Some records
* * * * * * * * *

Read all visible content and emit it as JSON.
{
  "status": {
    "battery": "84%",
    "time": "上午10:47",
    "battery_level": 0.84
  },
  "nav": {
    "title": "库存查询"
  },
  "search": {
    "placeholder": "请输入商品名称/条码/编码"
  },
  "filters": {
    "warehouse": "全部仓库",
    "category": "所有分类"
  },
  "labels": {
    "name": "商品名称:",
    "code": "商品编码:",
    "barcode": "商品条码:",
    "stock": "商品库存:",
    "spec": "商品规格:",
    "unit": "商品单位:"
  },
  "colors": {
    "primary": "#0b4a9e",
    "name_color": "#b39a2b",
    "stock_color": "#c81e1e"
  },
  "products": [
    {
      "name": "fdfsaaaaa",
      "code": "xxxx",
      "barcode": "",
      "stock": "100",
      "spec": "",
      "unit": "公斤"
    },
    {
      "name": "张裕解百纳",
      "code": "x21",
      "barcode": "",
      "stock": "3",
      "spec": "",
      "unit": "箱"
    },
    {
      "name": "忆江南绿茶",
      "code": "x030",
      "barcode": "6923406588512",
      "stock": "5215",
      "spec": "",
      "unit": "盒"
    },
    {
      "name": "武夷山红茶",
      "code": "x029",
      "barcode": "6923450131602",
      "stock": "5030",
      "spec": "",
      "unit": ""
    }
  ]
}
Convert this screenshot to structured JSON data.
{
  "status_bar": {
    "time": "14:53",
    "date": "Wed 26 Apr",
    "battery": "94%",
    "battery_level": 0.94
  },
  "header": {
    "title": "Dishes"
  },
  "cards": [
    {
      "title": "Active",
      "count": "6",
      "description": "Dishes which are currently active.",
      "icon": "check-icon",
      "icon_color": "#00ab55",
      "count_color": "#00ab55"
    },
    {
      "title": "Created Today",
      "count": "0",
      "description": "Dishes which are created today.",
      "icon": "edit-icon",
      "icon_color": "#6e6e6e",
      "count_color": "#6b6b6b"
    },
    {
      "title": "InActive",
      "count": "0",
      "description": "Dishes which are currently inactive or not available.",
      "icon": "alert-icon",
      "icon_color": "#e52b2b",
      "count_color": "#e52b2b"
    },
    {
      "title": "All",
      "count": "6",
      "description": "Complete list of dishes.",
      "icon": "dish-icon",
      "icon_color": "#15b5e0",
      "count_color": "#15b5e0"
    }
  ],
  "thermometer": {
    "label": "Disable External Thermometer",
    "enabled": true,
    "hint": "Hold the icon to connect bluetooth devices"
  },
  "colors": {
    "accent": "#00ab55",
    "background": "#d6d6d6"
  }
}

* * * * * * * * *

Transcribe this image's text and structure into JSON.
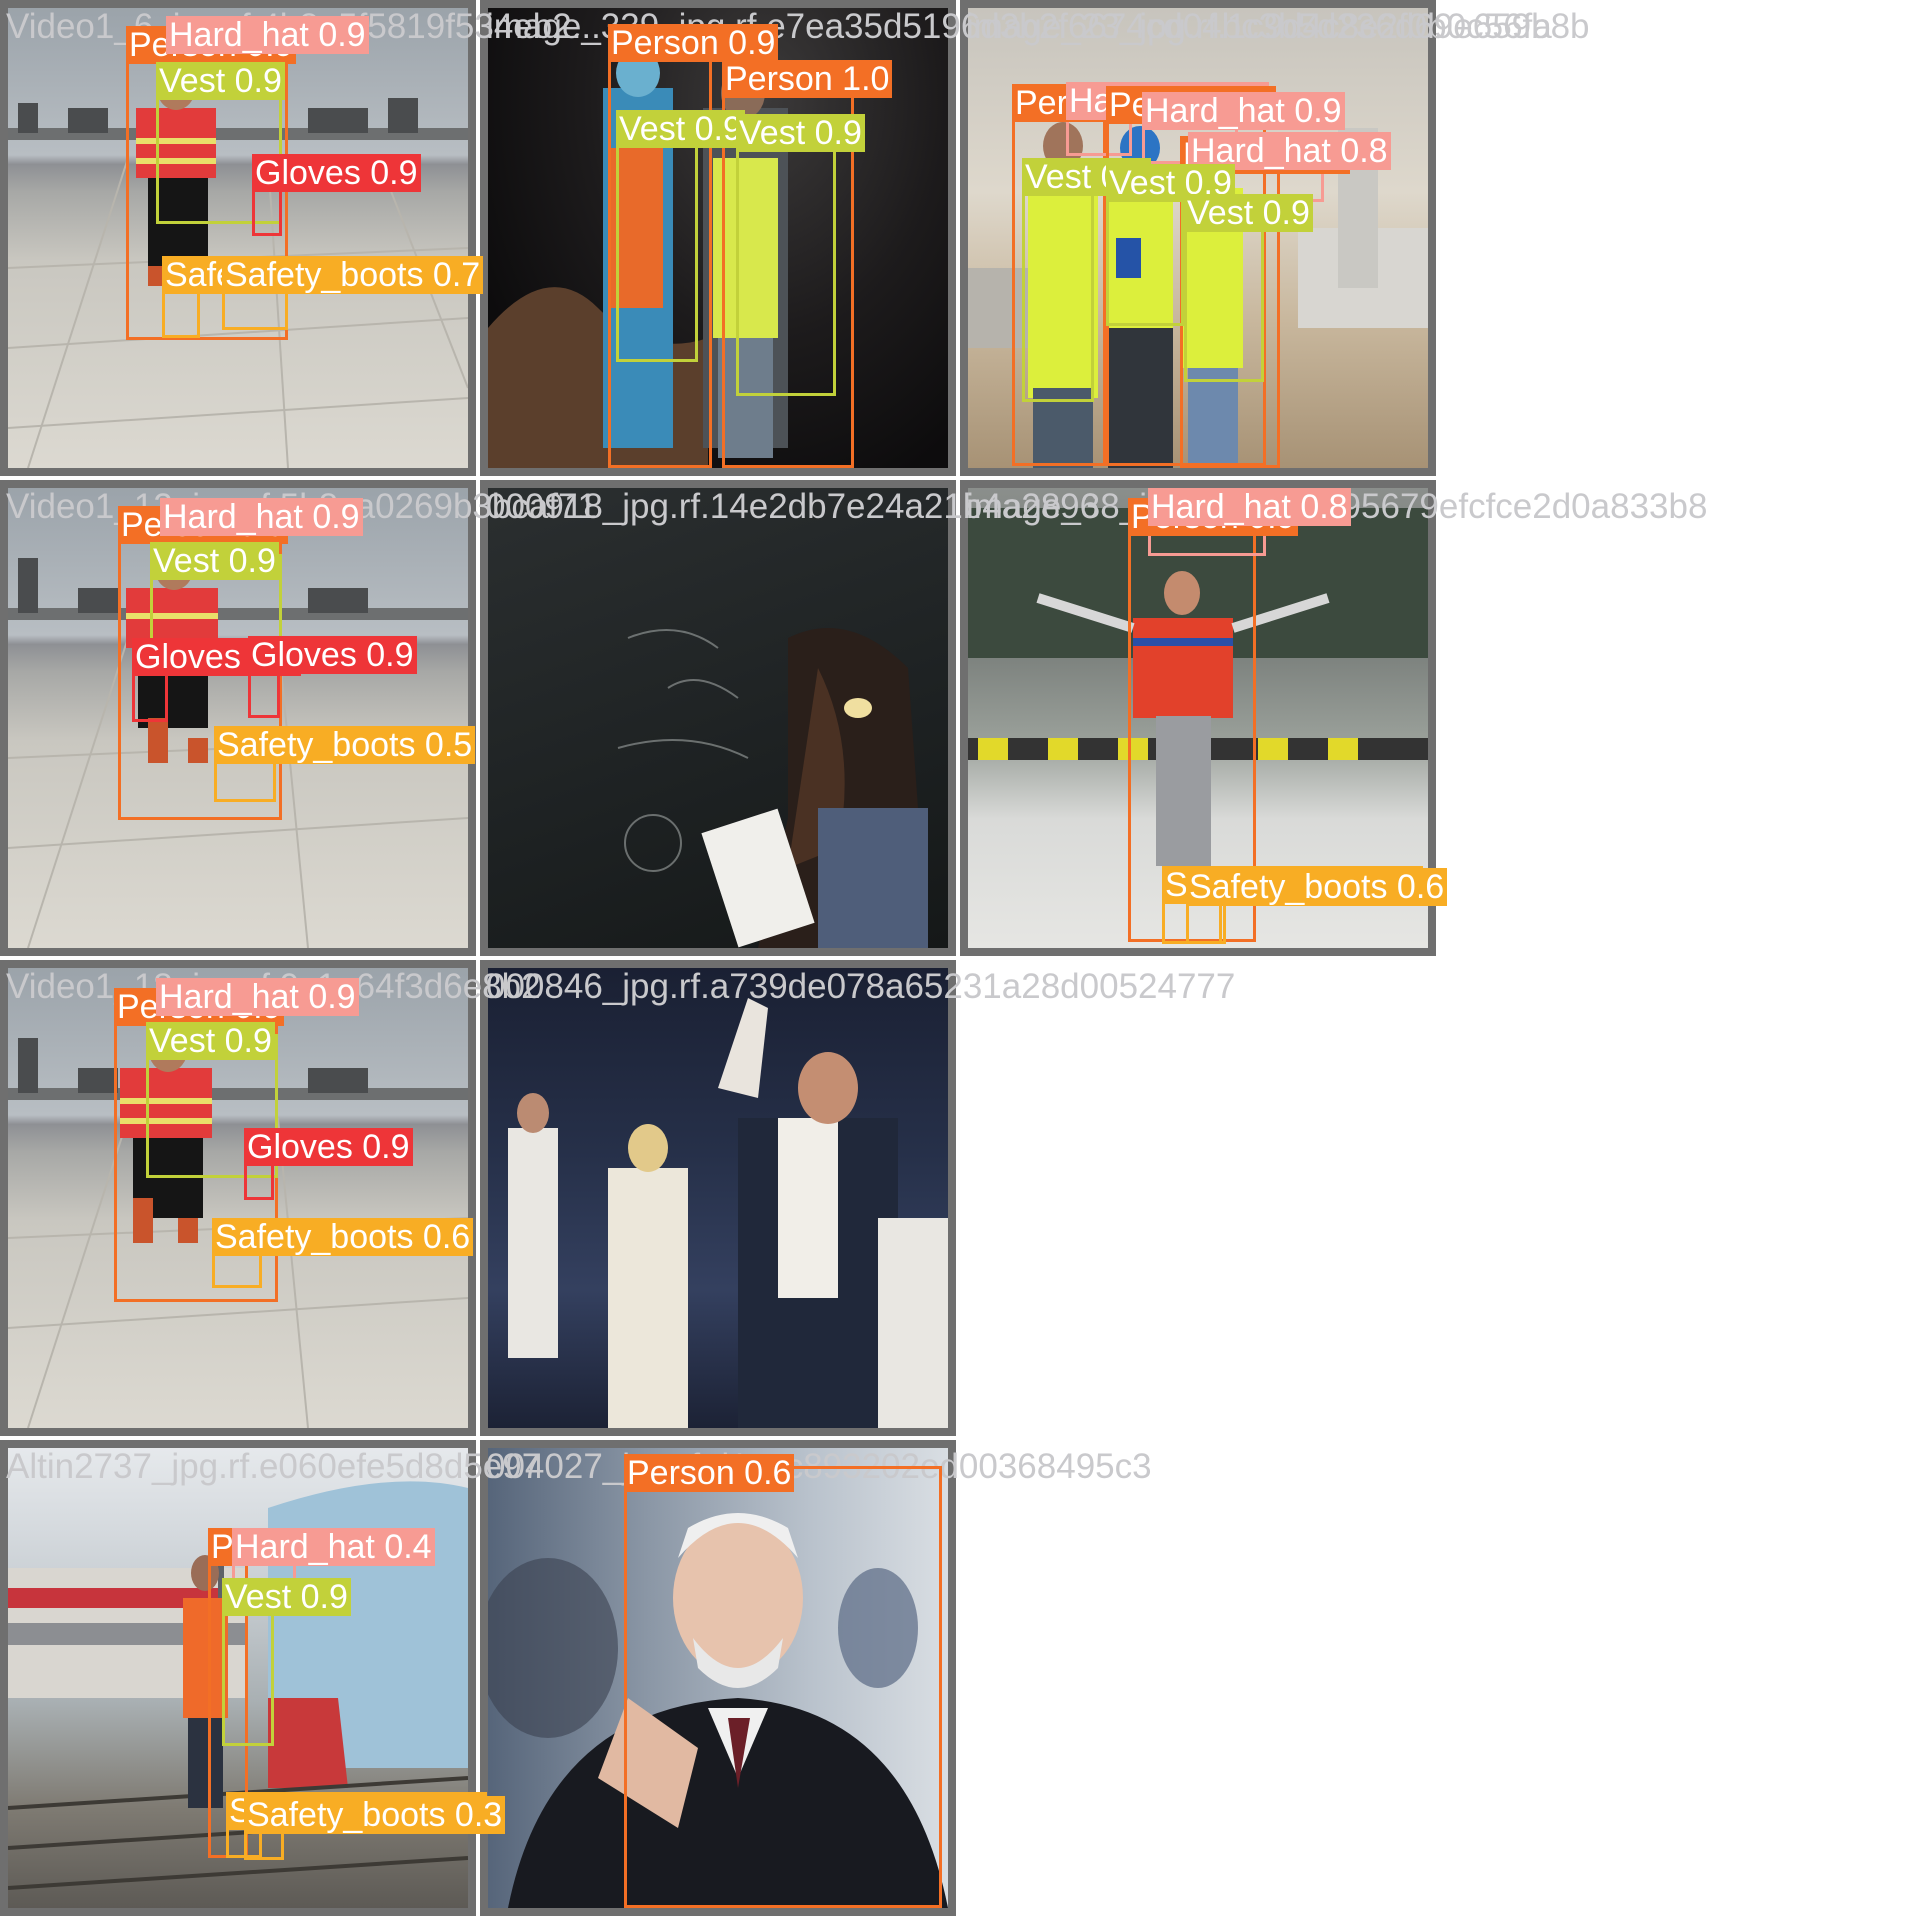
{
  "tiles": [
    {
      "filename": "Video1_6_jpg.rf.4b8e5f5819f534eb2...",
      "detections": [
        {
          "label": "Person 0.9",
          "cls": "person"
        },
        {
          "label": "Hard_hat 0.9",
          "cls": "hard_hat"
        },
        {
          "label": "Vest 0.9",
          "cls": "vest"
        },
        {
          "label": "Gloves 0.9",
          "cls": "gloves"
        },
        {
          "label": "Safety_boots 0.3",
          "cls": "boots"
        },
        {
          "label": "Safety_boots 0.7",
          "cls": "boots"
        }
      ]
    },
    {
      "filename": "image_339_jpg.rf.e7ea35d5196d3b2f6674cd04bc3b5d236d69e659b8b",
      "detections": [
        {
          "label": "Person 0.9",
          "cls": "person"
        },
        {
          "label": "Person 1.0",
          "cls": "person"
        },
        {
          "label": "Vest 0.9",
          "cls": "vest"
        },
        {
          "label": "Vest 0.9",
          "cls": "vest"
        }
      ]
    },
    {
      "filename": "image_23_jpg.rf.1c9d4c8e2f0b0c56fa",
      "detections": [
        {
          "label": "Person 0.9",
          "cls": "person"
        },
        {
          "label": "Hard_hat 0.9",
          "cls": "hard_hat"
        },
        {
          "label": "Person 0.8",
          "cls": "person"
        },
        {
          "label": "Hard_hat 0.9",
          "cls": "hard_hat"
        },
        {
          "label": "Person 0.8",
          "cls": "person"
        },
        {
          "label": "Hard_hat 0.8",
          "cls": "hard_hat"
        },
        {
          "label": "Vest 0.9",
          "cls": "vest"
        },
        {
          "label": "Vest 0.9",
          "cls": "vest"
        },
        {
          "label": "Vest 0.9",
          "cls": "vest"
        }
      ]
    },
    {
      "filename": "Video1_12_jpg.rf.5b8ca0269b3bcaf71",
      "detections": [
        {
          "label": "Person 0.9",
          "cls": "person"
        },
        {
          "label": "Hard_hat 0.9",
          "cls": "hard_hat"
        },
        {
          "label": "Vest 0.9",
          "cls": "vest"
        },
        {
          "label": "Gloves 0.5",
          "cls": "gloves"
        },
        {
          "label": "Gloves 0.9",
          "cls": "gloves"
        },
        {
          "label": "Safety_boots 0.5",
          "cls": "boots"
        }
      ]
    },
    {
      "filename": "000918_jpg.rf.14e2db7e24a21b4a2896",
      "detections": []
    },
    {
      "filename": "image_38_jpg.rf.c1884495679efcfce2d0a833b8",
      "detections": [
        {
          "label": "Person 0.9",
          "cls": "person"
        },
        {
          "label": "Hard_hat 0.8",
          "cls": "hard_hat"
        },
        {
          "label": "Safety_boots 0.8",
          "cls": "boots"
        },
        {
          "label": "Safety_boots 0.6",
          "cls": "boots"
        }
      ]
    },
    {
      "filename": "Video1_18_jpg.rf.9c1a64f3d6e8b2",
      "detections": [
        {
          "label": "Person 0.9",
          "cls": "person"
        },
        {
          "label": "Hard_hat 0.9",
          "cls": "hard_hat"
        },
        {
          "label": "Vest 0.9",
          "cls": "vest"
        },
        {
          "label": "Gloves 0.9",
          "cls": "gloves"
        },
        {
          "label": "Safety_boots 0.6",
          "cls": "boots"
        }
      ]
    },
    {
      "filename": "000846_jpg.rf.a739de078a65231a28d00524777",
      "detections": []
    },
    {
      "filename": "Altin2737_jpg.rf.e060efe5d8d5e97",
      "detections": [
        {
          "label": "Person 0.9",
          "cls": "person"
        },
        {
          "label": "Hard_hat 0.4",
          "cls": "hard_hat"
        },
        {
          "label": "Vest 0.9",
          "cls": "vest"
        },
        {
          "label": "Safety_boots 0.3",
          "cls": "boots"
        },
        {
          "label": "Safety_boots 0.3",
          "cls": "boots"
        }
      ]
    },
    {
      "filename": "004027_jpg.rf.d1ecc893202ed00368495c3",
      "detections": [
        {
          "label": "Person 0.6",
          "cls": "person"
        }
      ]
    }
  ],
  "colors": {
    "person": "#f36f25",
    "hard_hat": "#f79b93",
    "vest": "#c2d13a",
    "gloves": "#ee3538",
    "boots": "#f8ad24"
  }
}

* * * * * * * * *

Problem description
Give the number of lines in the records that contain the string "title", and nothing besides.

Solution
6